*REQUIREMENTS*
Find all the lines with "少量黑色矿物" and gather them.

*MATERIAL FOR THIS TASK*
-=-=-

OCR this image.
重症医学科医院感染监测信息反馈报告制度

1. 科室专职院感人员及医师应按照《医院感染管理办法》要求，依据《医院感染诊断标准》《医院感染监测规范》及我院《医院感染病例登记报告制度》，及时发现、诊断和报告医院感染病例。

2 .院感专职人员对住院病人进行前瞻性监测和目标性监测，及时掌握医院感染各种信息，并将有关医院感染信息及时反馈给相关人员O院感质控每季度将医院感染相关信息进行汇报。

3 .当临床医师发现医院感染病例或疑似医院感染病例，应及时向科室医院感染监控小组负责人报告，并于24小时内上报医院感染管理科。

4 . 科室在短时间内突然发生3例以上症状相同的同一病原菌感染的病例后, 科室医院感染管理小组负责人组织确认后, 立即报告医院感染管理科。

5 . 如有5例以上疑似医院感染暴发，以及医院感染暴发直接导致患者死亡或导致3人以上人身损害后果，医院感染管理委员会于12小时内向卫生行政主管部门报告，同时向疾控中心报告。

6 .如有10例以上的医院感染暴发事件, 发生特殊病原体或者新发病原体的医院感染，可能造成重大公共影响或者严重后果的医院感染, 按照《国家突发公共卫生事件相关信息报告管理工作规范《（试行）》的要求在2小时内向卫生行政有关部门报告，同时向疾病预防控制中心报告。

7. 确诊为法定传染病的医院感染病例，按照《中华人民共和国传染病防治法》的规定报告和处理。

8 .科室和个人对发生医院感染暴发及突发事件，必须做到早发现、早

-=-=-

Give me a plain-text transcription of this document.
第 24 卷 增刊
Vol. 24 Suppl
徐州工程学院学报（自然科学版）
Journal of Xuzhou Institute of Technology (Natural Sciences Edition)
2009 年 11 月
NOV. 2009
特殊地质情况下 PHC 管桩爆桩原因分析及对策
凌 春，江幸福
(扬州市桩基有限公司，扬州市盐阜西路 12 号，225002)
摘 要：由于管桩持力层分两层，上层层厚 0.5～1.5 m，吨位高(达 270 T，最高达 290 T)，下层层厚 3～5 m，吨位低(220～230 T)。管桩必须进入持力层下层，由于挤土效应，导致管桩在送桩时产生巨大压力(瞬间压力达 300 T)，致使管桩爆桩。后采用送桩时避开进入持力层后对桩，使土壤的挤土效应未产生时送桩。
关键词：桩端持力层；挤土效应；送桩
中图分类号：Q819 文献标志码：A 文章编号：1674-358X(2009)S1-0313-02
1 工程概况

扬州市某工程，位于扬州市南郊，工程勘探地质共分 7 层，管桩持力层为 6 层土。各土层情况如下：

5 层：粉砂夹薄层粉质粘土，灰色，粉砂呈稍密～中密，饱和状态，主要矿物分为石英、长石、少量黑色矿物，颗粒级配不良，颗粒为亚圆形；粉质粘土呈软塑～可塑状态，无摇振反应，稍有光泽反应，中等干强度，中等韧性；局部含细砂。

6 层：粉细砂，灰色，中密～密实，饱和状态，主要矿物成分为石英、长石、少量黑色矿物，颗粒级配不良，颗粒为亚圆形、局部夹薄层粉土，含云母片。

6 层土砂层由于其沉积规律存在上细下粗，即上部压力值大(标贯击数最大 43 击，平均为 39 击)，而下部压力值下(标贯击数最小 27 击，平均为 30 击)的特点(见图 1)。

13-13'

-=-=-

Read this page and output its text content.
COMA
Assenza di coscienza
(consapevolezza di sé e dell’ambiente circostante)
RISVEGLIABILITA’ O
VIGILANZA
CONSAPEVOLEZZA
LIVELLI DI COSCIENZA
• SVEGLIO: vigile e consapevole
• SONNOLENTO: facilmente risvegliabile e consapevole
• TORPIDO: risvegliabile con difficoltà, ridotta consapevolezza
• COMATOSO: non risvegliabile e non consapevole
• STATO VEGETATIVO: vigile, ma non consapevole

-=-=-

*TASK RESULT*
5 层：粉砂夹薄层粉质粘土，灰色，粉砂呈稍密～中密，饱和状态，主要矿物分为石英、长石、少量黑色矿物，颗粒级配不良，颗粒为亚圆形；粉质粘土呈软塑～可塑状态，无摇振反应，稍有光泽反应，中等干强度，中等韧性；局部含细砂。
6 层：粉细砂，灰色，中密～密实，饱和状态，主要矿物成分为石英、长石、少量黑色矿物，颗粒级配不良，颗粒为亚圆形、局部夹薄层粉土，含云母片。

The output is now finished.